== Dataset records
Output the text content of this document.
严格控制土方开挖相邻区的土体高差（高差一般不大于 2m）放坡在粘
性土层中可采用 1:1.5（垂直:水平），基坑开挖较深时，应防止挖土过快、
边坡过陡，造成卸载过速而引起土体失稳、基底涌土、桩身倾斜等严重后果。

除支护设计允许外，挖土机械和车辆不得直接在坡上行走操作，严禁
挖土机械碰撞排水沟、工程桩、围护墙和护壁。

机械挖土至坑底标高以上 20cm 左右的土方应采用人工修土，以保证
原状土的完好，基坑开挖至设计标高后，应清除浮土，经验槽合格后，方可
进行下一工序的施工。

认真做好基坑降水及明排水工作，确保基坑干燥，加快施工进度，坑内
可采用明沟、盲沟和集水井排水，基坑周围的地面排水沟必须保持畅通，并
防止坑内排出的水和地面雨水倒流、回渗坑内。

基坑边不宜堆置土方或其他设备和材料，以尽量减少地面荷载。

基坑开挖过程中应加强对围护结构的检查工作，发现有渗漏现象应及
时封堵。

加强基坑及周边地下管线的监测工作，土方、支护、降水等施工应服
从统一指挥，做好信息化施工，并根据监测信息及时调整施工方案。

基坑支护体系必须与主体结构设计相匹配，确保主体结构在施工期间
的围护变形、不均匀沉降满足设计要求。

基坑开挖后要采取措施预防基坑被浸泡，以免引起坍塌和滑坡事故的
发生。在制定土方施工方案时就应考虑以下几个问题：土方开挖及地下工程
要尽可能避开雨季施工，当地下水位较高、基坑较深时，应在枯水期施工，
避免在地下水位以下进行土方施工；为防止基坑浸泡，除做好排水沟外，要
====
== Dataset records
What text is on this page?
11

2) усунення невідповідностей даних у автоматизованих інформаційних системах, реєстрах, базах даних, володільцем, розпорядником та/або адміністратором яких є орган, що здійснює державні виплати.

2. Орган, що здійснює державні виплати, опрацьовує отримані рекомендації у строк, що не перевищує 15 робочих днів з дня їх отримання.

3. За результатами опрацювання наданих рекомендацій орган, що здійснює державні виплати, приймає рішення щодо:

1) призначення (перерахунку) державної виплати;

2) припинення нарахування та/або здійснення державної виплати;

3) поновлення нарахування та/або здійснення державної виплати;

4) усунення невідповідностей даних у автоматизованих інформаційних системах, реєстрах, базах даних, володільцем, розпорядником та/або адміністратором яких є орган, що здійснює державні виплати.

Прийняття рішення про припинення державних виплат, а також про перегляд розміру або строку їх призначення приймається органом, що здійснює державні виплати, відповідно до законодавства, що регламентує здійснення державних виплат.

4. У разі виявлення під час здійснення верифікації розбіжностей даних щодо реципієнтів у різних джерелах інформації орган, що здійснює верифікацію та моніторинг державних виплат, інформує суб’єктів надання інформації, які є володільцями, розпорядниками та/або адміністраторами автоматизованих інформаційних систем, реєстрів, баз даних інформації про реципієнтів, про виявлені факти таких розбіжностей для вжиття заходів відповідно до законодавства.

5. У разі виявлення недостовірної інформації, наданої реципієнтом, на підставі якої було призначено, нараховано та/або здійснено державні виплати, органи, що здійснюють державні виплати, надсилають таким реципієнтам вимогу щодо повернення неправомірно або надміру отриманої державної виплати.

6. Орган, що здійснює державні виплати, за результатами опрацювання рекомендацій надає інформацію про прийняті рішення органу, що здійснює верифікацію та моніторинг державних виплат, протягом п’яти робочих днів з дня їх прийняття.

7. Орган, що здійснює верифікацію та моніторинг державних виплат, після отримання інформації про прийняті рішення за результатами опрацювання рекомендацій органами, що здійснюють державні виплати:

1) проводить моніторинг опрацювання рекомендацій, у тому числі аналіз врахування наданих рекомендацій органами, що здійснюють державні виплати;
====
- [What is asked]
Which lines contain "невідповідностей"? Copy each of them.

- [Exercise response]
2) усунення невідповідностей даних у автоматизованих інформаційних системах, реєстрах, базах даних, володільцем, розпорядником та/або адміністратором яких є орган, що здійснює державні виплати.
4) усунення невідповідностей даних у автоматизованих інформаційних системах, реєстрах, базах даних, володільцем, розпорядником та/або адміністратором яких є орган, що здійснює державні виплати.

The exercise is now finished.